AVAILABLE RECORDS ▸
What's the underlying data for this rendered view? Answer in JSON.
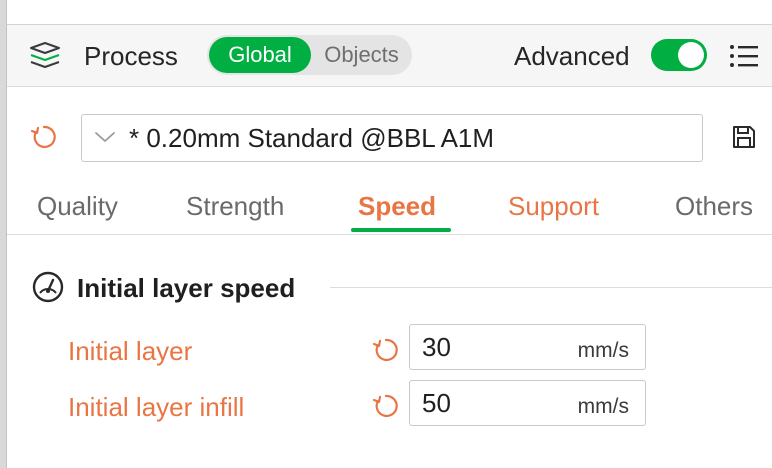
{
  "colors": {
    "accent_green": "#00ae42",
    "modified_orange": "#ea7544",
    "header_bg": "#f6f6f6"
  },
  "header": {
    "title": "Process",
    "title_icon": "layers-icon",
    "mode_toggle": {
      "options": [
        "Global",
        "Objects"
      ],
      "selected": "Global"
    },
    "advanced_label": "Advanced",
    "advanced_enabled": true,
    "menu_icon": "list-icon"
  },
  "preset": {
    "reset_icon": "reset-arrow-icon",
    "value": "* 0.20mm Standard @BBL A1M",
    "save_icon": "save-icon"
  },
  "tabs": [
    {
      "label": "Quality",
      "state": "normal"
    },
    {
      "label": "Strength",
      "state": "normal"
    },
    {
      "label": "Speed",
      "state": "active"
    },
    {
      "label": "Support",
      "state": "modified"
    },
    {
      "label": "Others",
      "state": "normal"
    }
  ],
  "section": {
    "icon": "speedometer-icon",
    "title": "Initial layer speed",
    "params": [
      {
        "label": "Initial layer",
        "value": "30",
        "unit": "mm/s"
      },
      {
        "label": "Initial layer infill",
        "value": "50",
        "unit": "mm/s"
      }
    ]
  }
}
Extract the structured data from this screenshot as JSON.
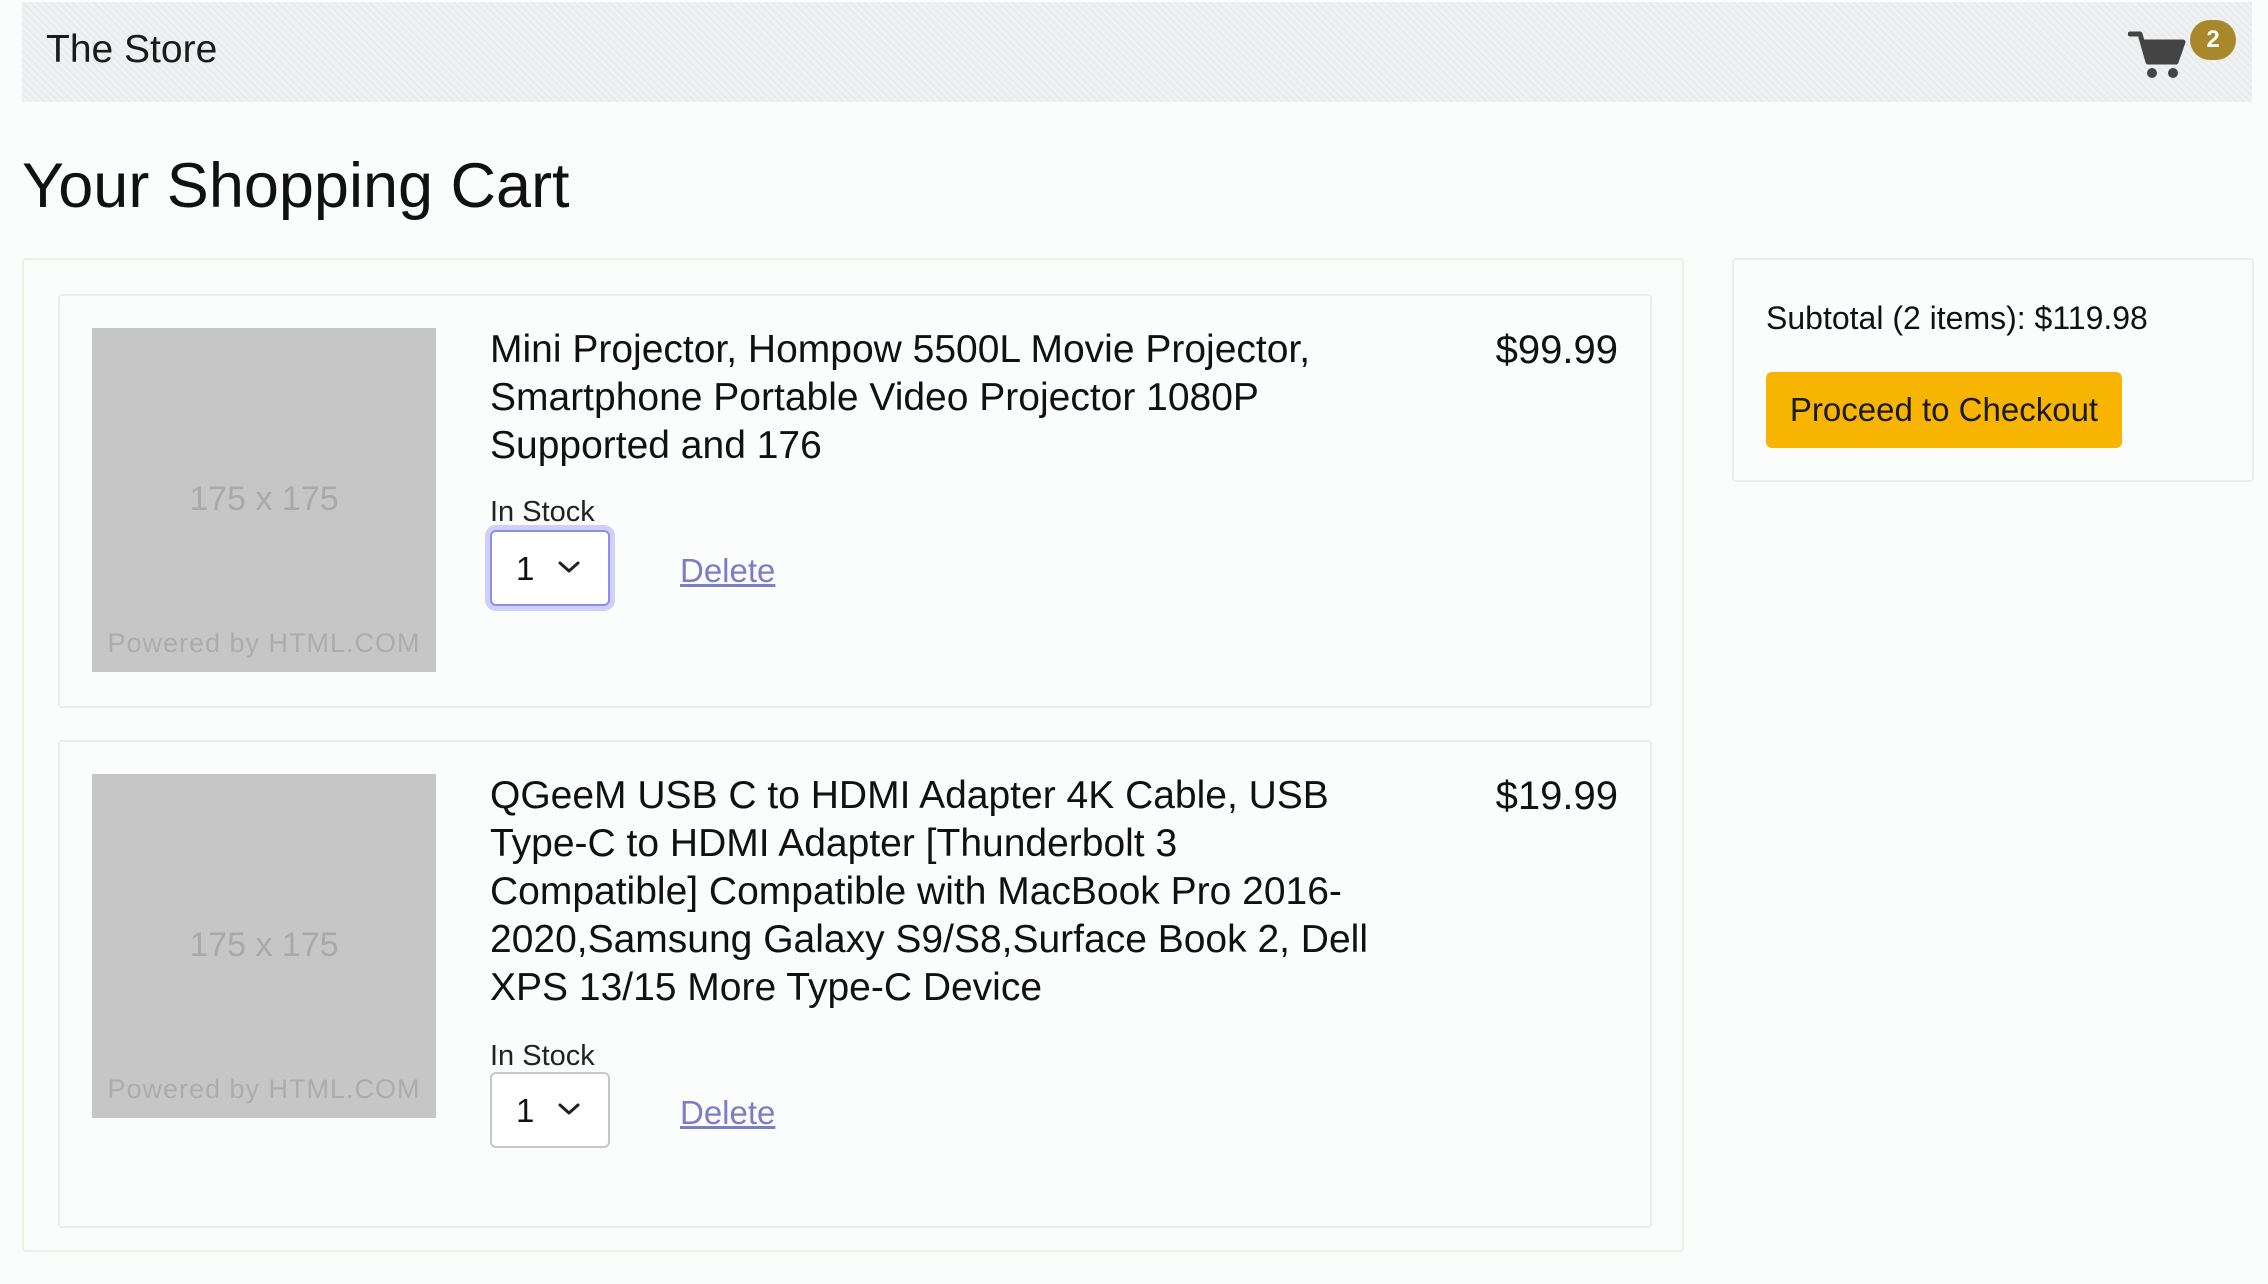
{
  "navbar": {
    "brand": "The Store",
    "cart_icon": "shopping-cart-icon",
    "cart_count": "2"
  },
  "page": {
    "title": "Your Shopping Cart"
  },
  "cart_items": [
    {
      "thumbnail": {
        "size_text": "175 x 175",
        "credit_text": "Powered by HTML.COM"
      },
      "title": "Mini Projector, Hompow 5500L Movie Projector, Smartphone Portable Video Projector 1080P Supported and 176",
      "price": "$99.99",
      "stock": "In Stock",
      "quantity": "1",
      "delete_label": "Delete"
    },
    {
      "thumbnail": {
        "size_text": "175 x 175",
        "credit_text": "Powered by HTML.COM"
      },
      "title": "QGeeM USB C to HDMI Adapter 4K Cable, USB Type-C to HDMI Adapter [Thunderbolt 3 Compatible] Compatible with MacBook Pro 2016-2020,Samsung Galaxy S9/S8,Surface Book 2, Dell XPS 13/15 More Type-C Device",
      "price": "$19.99",
      "stock": "In Stock",
      "quantity": "1",
      "delete_label": "Delete"
    }
  ],
  "summary": {
    "subtotal": "Subtotal (2 items): $119.98",
    "checkout_label": "Proceed to Checkout"
  },
  "colors": {
    "accent": "#f7b400",
    "badge": "#a8882a",
    "link": "#7d7dc6",
    "focus_ring": "#8d8df0"
  }
}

EXERCISE INSTRUCTIONS ▸
Quote the data exactly, leaving every image out of the copy.

TASK RESULT ▸
What's the underlying data for this rendered view? Answer in JSON.
{
  "colors": {
    "accent_green": "#00ae42",
    "modified_orange": "#ea7544",
    "header_bg": "#f6f6f6"
  },
  "header": {
    "title": "Process",
    "title_icon": "layers-icon",
    "mode_toggle": {
      "options": [
        "Global",
        "Objects"
      ],
      "selected": "Global"
    },
    "advanced_label": "Advanced",
    "advanced_enabled": true,
    "menu_icon": "list-icon"
  },
  "preset": {
    "reset_icon": "reset-arrow-icon",
    "value": "* 0.20mm Standard @BBL A1M",
    "save_icon": "save-icon"
  },
  "tabs": [
    {
      "label": "Quality",
      "state": "normal"
    },
    {
      "label": "Strength",
      "state": "normal"
    },
    {
      "label": "Speed",
      "state": "active"
    },
    {
      "label": "Support",
      "state": "modified"
    },
    {
      "label": "Others",
      "state": "normal"
    }
  ],
  "section": {
    "icon": "speedometer-icon",
    "title": "Initial layer speed",
    "params": [
      {
        "label": "Initial layer",
        "value": "30",
        "unit": "mm/s"
      },
      {
        "label": "Initial layer infill",
        "value": "50",
        "unit": "mm/s"
      }
    ]
  }
}
Extract the structured data from this screenshot as JSON.
{
  "navbar": {
    "brand": "The Store",
    "cart_icon": "shopping-cart-icon",
    "cart_count": "2"
  },
  "page": {
    "title": "Your Shopping Cart"
  },
  "cart_items": [
    {
      "thumbnail": {
        "size_text": "175 x 175",
        "credit_text": "Powered by HTML.COM"
      },
      "title": "Mini Projector, Hompow 5500L Movie Projector, Smartphone Portable Video Projector 1080P Supported and 176",
      "price": "$99.99",
      "stock": "In Stock",
      "quantity": "1",
      "delete_label": "Delete"
    },
    {
      "thumbnail": {
        "size_text": "175 x 175",
        "credit_text": "Powered by HTML.COM"
      },
      "title": "QGeeM USB C to HDMI Adapter 4K Cable, USB Type-C to HDMI Adapter [Thunderbolt 3 Compatible] Compatible with MacBook Pro 2016-2020,Samsung Galaxy S9/S8,Surface Book 2, Dell XPS 13/15 More Type-C Device",
      "price": "$19.99",
      "stock": "In Stock",
      "quantity": "1",
      "delete_label": "Delete"
    }
  ],
  "summary": {
    "subtotal": "Subtotal (2 items): $119.98",
    "checkout_label": "Proceed to Checkout"
  },
  "colors": {
    "accent": "#f7b400",
    "badge": "#a8882a",
    "link": "#7d7dc6",
    "focus_ring": "#8d8df0"
  }
}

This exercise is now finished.